▶ Task requirements:
Do not carry the pictures over; copy every other part of the entries exactly.

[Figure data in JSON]
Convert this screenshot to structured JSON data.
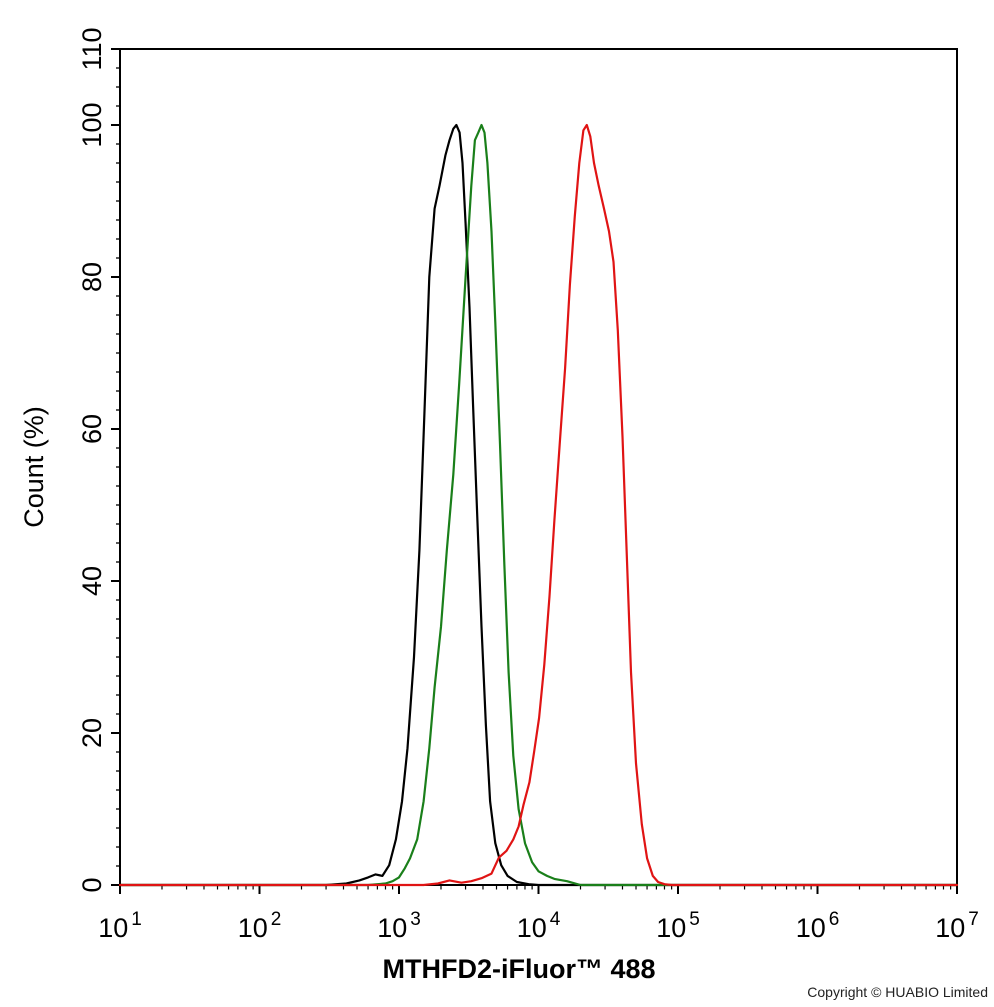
{
  "chart_data": {
    "type": "line",
    "xlabel": "MTHFD2-iFluor™ 488",
    "ylabel": "Count  (%)",
    "x_scale": "log",
    "xlim": [
      10,
      10000000
    ],
    "ylim": [
      0,
      110
    ],
    "x_tick_base": "10",
    "x_ticks": [
      {
        "value": 10,
        "exp": "1"
      },
      {
        "value": 100,
        "exp": "2"
      },
      {
        "value": 1000,
        "exp": "3"
      },
      {
        "value": 10000,
        "exp": "4"
      },
      {
        "value": 100000,
        "exp": "5"
      },
      {
        "value": 1000000,
        "exp": "6"
      },
      {
        "value": 10000000,
        "exp": "7"
      }
    ],
    "y_ticks": [
      "0",
      "20",
      "40",
      "60",
      "80",
      "100",
      "110"
    ],
    "grid": false,
    "legend": "none",
    "series": [
      {
        "color": "#000000",
        "x": [
          10,
          300,
          420,
          520,
          600,
          680,
          760,
          850,
          950,
          1050,
          1150,
          1280,
          1400,
          1520,
          1650,
          1800,
          1950,
          2150,
          2300,
          2450,
          2580,
          2720,
          2850,
          3000,
          3200,
          3400,
          3650,
          3900,
          4200,
          4500,
          4900,
          5400,
          6000,
          7000,
          8500,
          10000,
          10000000
        ],
        "y": [
          0,
          0,
          0.2,
          0.6,
          1.0,
          1.4,
          1.2,
          2.6,
          6,
          11,
          18,
          30,
          44,
          62,
          80,
          89,
          92,
          96,
          98,
          99.5,
          100,
          99,
          95,
          87,
          76,
          63,
          48,
          34,
          21,
          11,
          5.5,
          2.6,
          1.2,
          0.4,
          0.1,
          0,
          0
        ]
      },
      {
        "color": "#1a7f1a",
        "x": [
          10,
          600,
          700,
          800,
          900,
          1000,
          1100,
          1200,
          1350,
          1500,
          1650,
          1800,
          2000,
          2200,
          2450,
          2700,
          3000,
          3300,
          3500,
          3700,
          3900,
          4100,
          4300,
          4600,
          4900,
          5300,
          5700,
          6100,
          6600,
          7200,
          8000,
          9000,
          10000,
          11500,
          13000,
          16000,
          20000,
          10000000
        ],
        "y": [
          0,
          0,
          0.1,
          0.2,
          0.5,
          1.0,
          2.2,
          3.5,
          6,
          11,
          18,
          26,
          34,
          44,
          54,
          66,
          80,
          92,
          98,
          99,
          100,
          99,
          95,
          86,
          74,
          58,
          42,
          28,
          17,
          10,
          5.5,
          3,
          1.8,
          1.2,
          0.8,
          0.5,
          0,
          0
        ]
      },
      {
        "color": "#e01414",
        "x": [
          10,
          1500,
          1900,
          2300,
          2800,
          3300,
          3900,
          4600,
          5200,
          5900,
          6600,
          7200,
          7800,
          8600,
          9300,
          10100,
          11000,
          12000,
          13000,
          14200,
          15500,
          16800,
          18200,
          19600,
          21000,
          22200,
          23500,
          25000,
          27000,
          29500,
          32000,
          34500,
          37000,
          40000,
          43000,
          46000,
          50000,
          55000,
          60000,
          66000,
          72000,
          80000,
          90000,
          100000,
          10000000
        ],
        "y": [
          0,
          0,
          0.2,
          0.6,
          0.3,
          0.5,
          0.9,
          1.5,
          3.6,
          4.5,
          6,
          7.7,
          10.5,
          13.5,
          17.5,
          22,
          29,
          38,
          48,
          58,
          68,
          79,
          88,
          95,
          99.3,
          100,
          98.5,
          95,
          92,
          89,
          86,
          82,
          73,
          59,
          43,
          28,
          16,
          8,
          3.5,
          1.2,
          0.4,
          0.1,
          0,
          0,
          0
        ]
      }
    ]
  },
  "copyright": "Copyright © HUABIO Limited"
}
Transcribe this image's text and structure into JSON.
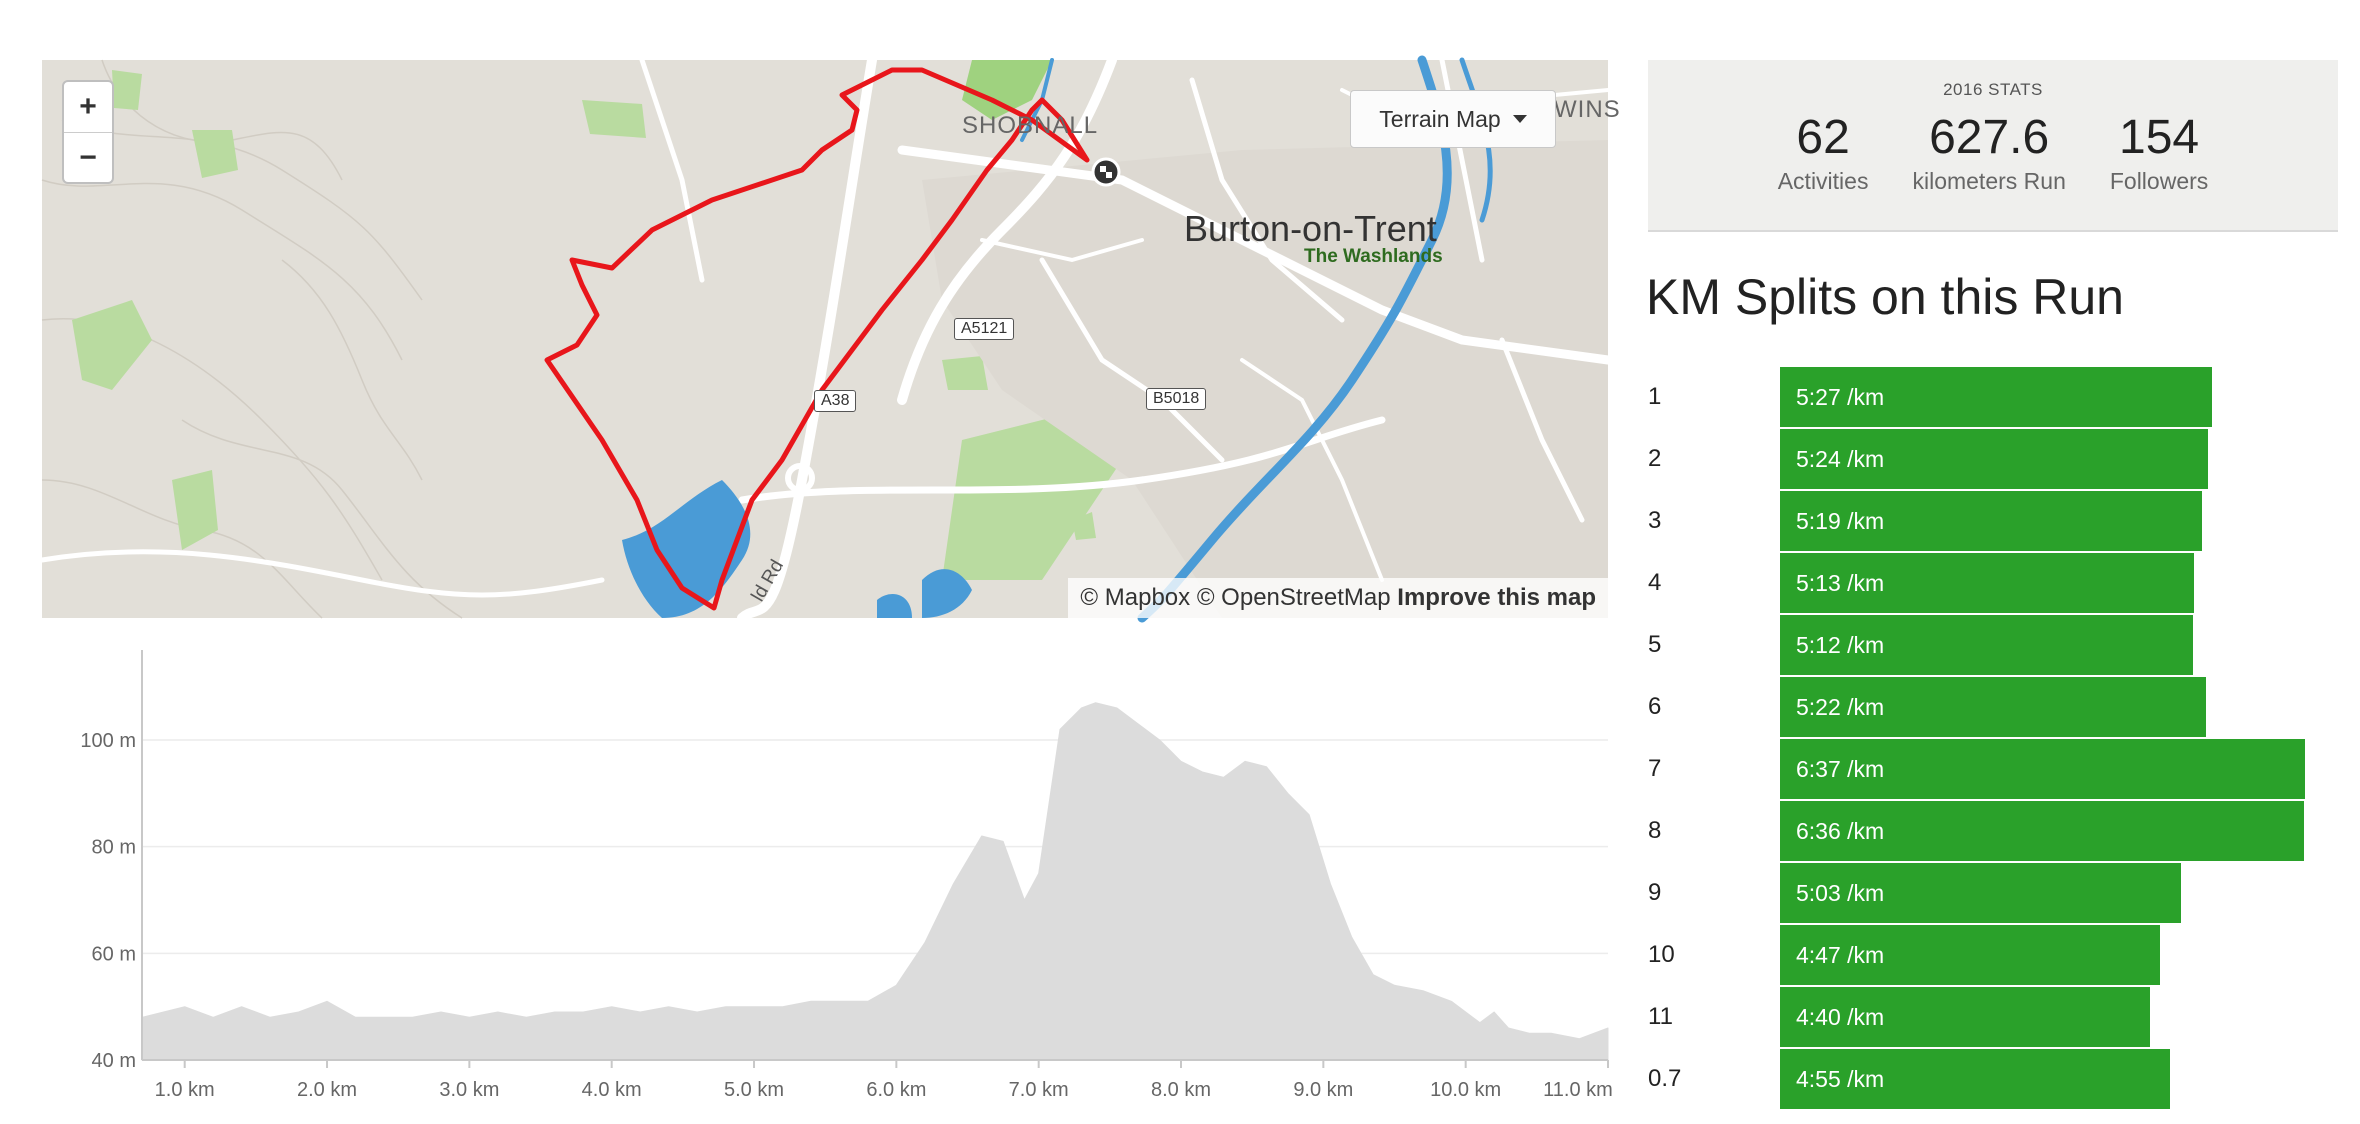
{
  "map": {
    "zoom_in": "+",
    "zoom_out": "−",
    "terrain_button": "Terrain Map",
    "attribution": {
      "mapbox": "© Mapbox",
      "osm": "© OpenStreetMap",
      "improve": "Improve this map"
    },
    "labels": {
      "town": "Burton-on-Trent",
      "park": "The Washlands",
      "village": "SHOBNALL",
      "partial_village": "WINS",
      "road_a5121": "A5121",
      "road_a38": "A38",
      "road_b5018": "B5018",
      "road_name": "ld Rd"
    },
    "colors": {
      "route": "#e8161b",
      "water": "#4a9bd6",
      "park": "#9fd27f"
    }
  },
  "stats": {
    "heading": "2016 STATS",
    "items": [
      {
        "value": "62",
        "label": "Activities"
      },
      {
        "value": "627.6",
        "label": "kilometers Run"
      },
      {
        "value": "154",
        "label": "Followers"
      }
    ]
  },
  "splits": {
    "title": "KM Splits on this Run",
    "bar_color": "#2aa12a",
    "rows": [
      {
        "km": "1",
        "pace": "5:27 /km",
        "seconds": 327
      },
      {
        "km": "2",
        "pace": "5:24 /km",
        "seconds": 324
      },
      {
        "km": "3",
        "pace": "5:19 /km",
        "seconds": 319
      },
      {
        "km": "4",
        "pace": "5:13 /km",
        "seconds": 313
      },
      {
        "km": "5",
        "pace": "5:12 /km",
        "seconds": 312
      },
      {
        "km": "6",
        "pace": "5:22 /km",
        "seconds": 322
      },
      {
        "km": "7",
        "pace": "6:37 /km",
        "seconds": 397
      },
      {
        "km": "8",
        "pace": "6:36 /km",
        "seconds": 396
      },
      {
        "km": "9",
        "pace": "5:03 /km",
        "seconds": 303
      },
      {
        "km": "10",
        "pace": "4:47 /km",
        "seconds": 287
      },
      {
        "km": "11",
        "pace": "4:40 /km",
        "seconds": 280
      },
      {
        "km": "0.7",
        "pace": "4:55 /km",
        "seconds": 295
      }
    ]
  },
  "chart_data": {
    "type": "area",
    "title": "",
    "xlabel": "",
    "ylabel": "",
    "x_unit": "km",
    "y_unit": "m",
    "xlim": [
      0.7,
      11.0
    ],
    "ylim": [
      40,
      115
    ],
    "x_ticks": [
      "1.0 km",
      "2.0 km",
      "3.0 km",
      "4.0 km",
      "5.0 km",
      "6.0 km",
      "7.0 km",
      "8.0 km",
      "9.0 km",
      "10.0 km",
      "11.0 km"
    ],
    "y_ticks": [
      "40 m",
      "60 m",
      "80 m",
      "100 m"
    ],
    "grid": true,
    "fill_color": "#dcdcdc",
    "x": [
      0.7,
      1.0,
      1.2,
      1.4,
      1.6,
      1.8,
      2.0,
      2.2,
      2.4,
      2.6,
      2.8,
      3.0,
      3.2,
      3.4,
      3.6,
      3.8,
      4.0,
      4.2,
      4.4,
      4.6,
      4.8,
      5.0,
      5.2,
      5.4,
      5.6,
      5.8,
      6.0,
      6.2,
      6.4,
      6.6,
      6.75,
      6.9,
      7.0,
      7.15,
      7.3,
      7.4,
      7.55,
      7.7,
      7.85,
      8.0,
      8.15,
      8.3,
      8.45,
      8.6,
      8.75,
      8.9,
      9.05,
      9.2,
      9.35,
      9.5,
      9.7,
      9.9,
      10.1,
      10.2,
      10.3,
      10.45,
      10.6,
      10.8,
      11.0
    ],
    "values": [
      48,
      50,
      48,
      50,
      48,
      49,
      51,
      48,
      48,
      48,
      49,
      48,
      49,
      48,
      49,
      49,
      50,
      49,
      50,
      49,
      50,
      50,
      50,
      51,
      51,
      51,
      54,
      62,
      73,
      82,
      81,
      70,
      75,
      102,
      106,
      107,
      106,
      103,
      100,
      96,
      94,
      93,
      96,
      95,
      90,
      86,
      73,
      63,
      56,
      54,
      53,
      51,
      47,
      49,
      46,
      45,
      45,
      44,
      46
    ]
  }
}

▶ Expected output:
Convert this screenshot to structured JSON data.
{
  "chart_data": {
    "type": "line",
    "xlabel": "MTHFD2-iFluor™ 488",
    "ylabel": "Count  (%)",
    "x_scale": "log",
    "xlim": [
      10,
      10000000
    ],
    "ylim": [
      0,
      110
    ],
    "x_tick_base": "10",
    "x_ticks": [
      {
        "value": 10,
        "exp": "1"
      },
      {
        "value": 100,
        "exp": "2"
      },
      {
        "value": 1000,
        "exp": "3"
      },
      {
        "value": 10000,
        "exp": "4"
      },
      {
        "value": 100000,
        "exp": "5"
      },
      {
        "value": 1000000,
        "exp": "6"
      },
      {
        "value": 10000000,
        "exp": "7"
      }
    ],
    "y_ticks": [
      "0",
      "20",
      "40",
      "60",
      "80",
      "100",
      "110"
    ],
    "grid": false,
    "legend": "none",
    "series": [
      {
        "color": "#000000",
        "x": [
          10,
          300,
          420,
          520,
          600,
          680,
          760,
          850,
          950,
          1050,
          1150,
          1280,
          1400,
          1520,
          1650,
          1800,
          1950,
          2150,
          2300,
          2450,
          2580,
          2720,
          2850,
          3000,
          3200,
          3400,
          3650,
          3900,
          4200,
          4500,
          4900,
          5400,
          6000,
          7000,
          8500,
          10000,
          10000000
        ],
        "y": [
          0,
          0,
          0.2,
          0.6,
          1.0,
          1.4,
          1.2,
          2.6,
          6,
          11,
          18,
          30,
          44,
          62,
          80,
          89,
          92,
          96,
          98,
          99.5,
          100,
          99,
          95,
          87,
          76,
          63,
          48,
          34,
          21,
          11,
          5.5,
          2.6,
          1.2,
          0.4,
          0.1,
          0,
          0
        ]
      },
      {
        "color": "#1a7f1a",
        "x": [
          10,
          600,
          700,
          800,
          900,
          1000,
          1100,
          1200,
          1350,
          1500,
          1650,
          1800,
          2000,
          2200,
          2450,
          2700,
          3000,
          3300,
          3500,
          3700,
          3900,
          4100,
          4300,
          4600,
          4900,
          5300,
          5700,
          6100,
          6600,
          7200,
          8000,
          9000,
          10000,
          11500,
          13000,
          16000,
          20000,
          10000000
        ],
        "y": [
          0,
          0,
          0.1,
          0.2,
          0.5,
          1.0,
          2.2,
          3.5,
          6,
          11,
          18,
          26,
          34,
          44,
          54,
          66,
          80,
          92,
          98,
          99,
          100,
          99,
          95,
          86,
          74,
          58,
          42,
          28,
          17,
          10,
          5.5,
          3,
          1.8,
          1.2,
          0.8,
          0.5,
          0,
          0
        ]
      },
      {
        "color": "#e01414",
        "x": [
          10,
          1500,
          1900,
          2300,
          2800,
          3300,
          3900,
          4600,
          5200,
          5900,
          6600,
          7200,
          7800,
          8600,
          9300,
          10100,
          11000,
          12000,
          13000,
          14200,
          15500,
          16800,
          18200,
          19600,
          21000,
          22200,
          23500,
          25000,
          27000,
          29500,
          32000,
          34500,
          37000,
          40000,
          43000,
          46000,
          50000,
          55000,
          60000,
          66000,
          72000,
          80000,
          90000,
          100000,
          10000000
        ],
        "y": [
          0,
          0,
          0.2,
          0.6,
          0.3,
          0.5,
          0.9,
          1.5,
          3.6,
          4.5,
          6,
          7.7,
          10.5,
          13.5,
          17.5,
          22,
          29,
          38,
          48,
          58,
          68,
          79,
          88,
          95,
          99.3,
          100,
          98.5,
          95,
          92,
          89,
          86,
          82,
          73,
          59,
          43,
          28,
          16,
          8,
          3.5,
          1.2,
          0.4,
          0.1,
          0,
          0,
          0
        ]
      }
    ]
  },
  "copyright": "Copyright © HUABIO Limited"
}
Transcribe this image's text and structure into JSON.
{
  "map": {
    "zoom_in": "+",
    "zoom_out": "−",
    "terrain_button": "Terrain Map",
    "attribution": {
      "mapbox": "© Mapbox",
      "osm": "© OpenStreetMap",
      "improve": "Improve this map"
    },
    "labels": {
      "town": "Burton-on-Trent",
      "park": "The Washlands",
      "village": "SHOBNALL",
      "partial_village": "WINS",
      "road_a5121": "A5121",
      "road_a38": "A38",
      "road_b5018": "B5018",
      "road_name": "ld Rd"
    },
    "colors": {
      "route": "#e8161b",
      "water": "#4a9bd6",
      "park": "#9fd27f"
    }
  },
  "stats": {
    "heading": "2016 STATS",
    "items": [
      {
        "value": "62",
        "label": "Activities"
      },
      {
        "value": "627.6",
        "label": "kilometers Run"
      },
      {
        "value": "154",
        "label": "Followers"
      }
    ]
  },
  "splits": {
    "title": "KM Splits on this Run",
    "bar_color": "#2aa12a",
    "rows": [
      {
        "km": "1",
        "pace": "5:27 /km",
        "seconds": 327
      },
      {
        "km": "2",
        "pace": "5:24 /km",
        "seconds": 324
      },
      {
        "km": "3",
        "pace": "5:19 /km",
        "seconds": 319
      },
      {
        "km": "4",
        "pace": "5:13 /km",
        "seconds": 313
      },
      {
        "km": "5",
        "pace": "5:12 /km",
        "seconds": 312
      },
      {
        "km": "6",
        "pace": "5:22 /km",
        "seconds": 322
      },
      {
        "km": "7",
        "pace": "6:37 /km",
        "seconds": 397
      },
      {
        "km": "8",
        "pace": "6:36 /km",
        "seconds": 396
      },
      {
        "km": "9",
        "pace": "5:03 /km",
        "seconds": 303
      },
      {
        "km": "10",
        "pace": "4:47 /km",
        "seconds": 287
      },
      {
        "km": "11",
        "pace": "4:40 /km",
        "seconds": 280
      },
      {
        "km": "0.7",
        "pace": "4:55 /km",
        "seconds": 295
      }
    ]
  },
  "chart_data": {
    "type": "area",
    "title": "",
    "xlabel": "",
    "ylabel": "",
    "x_unit": "km",
    "y_unit": "m",
    "xlim": [
      0.7,
      11.0
    ],
    "ylim": [
      40,
      115
    ],
    "x_ticks": [
      "1.0 km",
      "2.0 km",
      "3.0 km",
      "4.0 km",
      "5.0 km",
      "6.0 km",
      "7.0 km",
      "8.0 km",
      "9.0 km",
      "10.0 km",
      "11.0 km"
    ],
    "y_ticks": [
      "40 m",
      "60 m",
      "80 m",
      "100 m"
    ],
    "grid": true,
    "fill_color": "#dcdcdc",
    "x": [
      0.7,
      1.0,
      1.2,
      1.4,
      1.6,
      1.8,
      2.0,
      2.2,
      2.4,
      2.6,
      2.8,
      3.0,
      3.2,
      3.4,
      3.6,
      3.8,
      4.0,
      4.2,
      4.4,
      4.6,
      4.8,
      5.0,
      5.2,
      5.4,
      5.6,
      5.8,
      6.0,
      6.2,
      6.4,
      6.6,
      6.75,
      6.9,
      7.0,
      7.15,
      7.3,
      7.4,
      7.55,
      7.7,
      7.85,
      8.0,
      8.15,
      8.3,
      8.45,
      8.6,
      8.75,
      8.9,
      9.05,
      9.2,
      9.35,
      9.5,
      9.7,
      9.9,
      10.1,
      10.2,
      10.3,
      10.45,
      10.6,
      10.8,
      11.0
    ],
    "values": [
      48,
      50,
      48,
      50,
      48,
      49,
      51,
      48,
      48,
      48,
      49,
      48,
      49,
      48,
      49,
      49,
      50,
      49,
      50,
      49,
      50,
      50,
      50,
      51,
      51,
      51,
      54,
      62,
      73,
      82,
      81,
      70,
      75,
      102,
      106,
      107,
      106,
      103,
      100,
      96,
      94,
      93,
      96,
      95,
      90,
      86,
      73,
      63,
      56,
      54,
      53,
      51,
      47,
      49,
      46,
      45,
      45,
      44,
      46
    ]
  }
}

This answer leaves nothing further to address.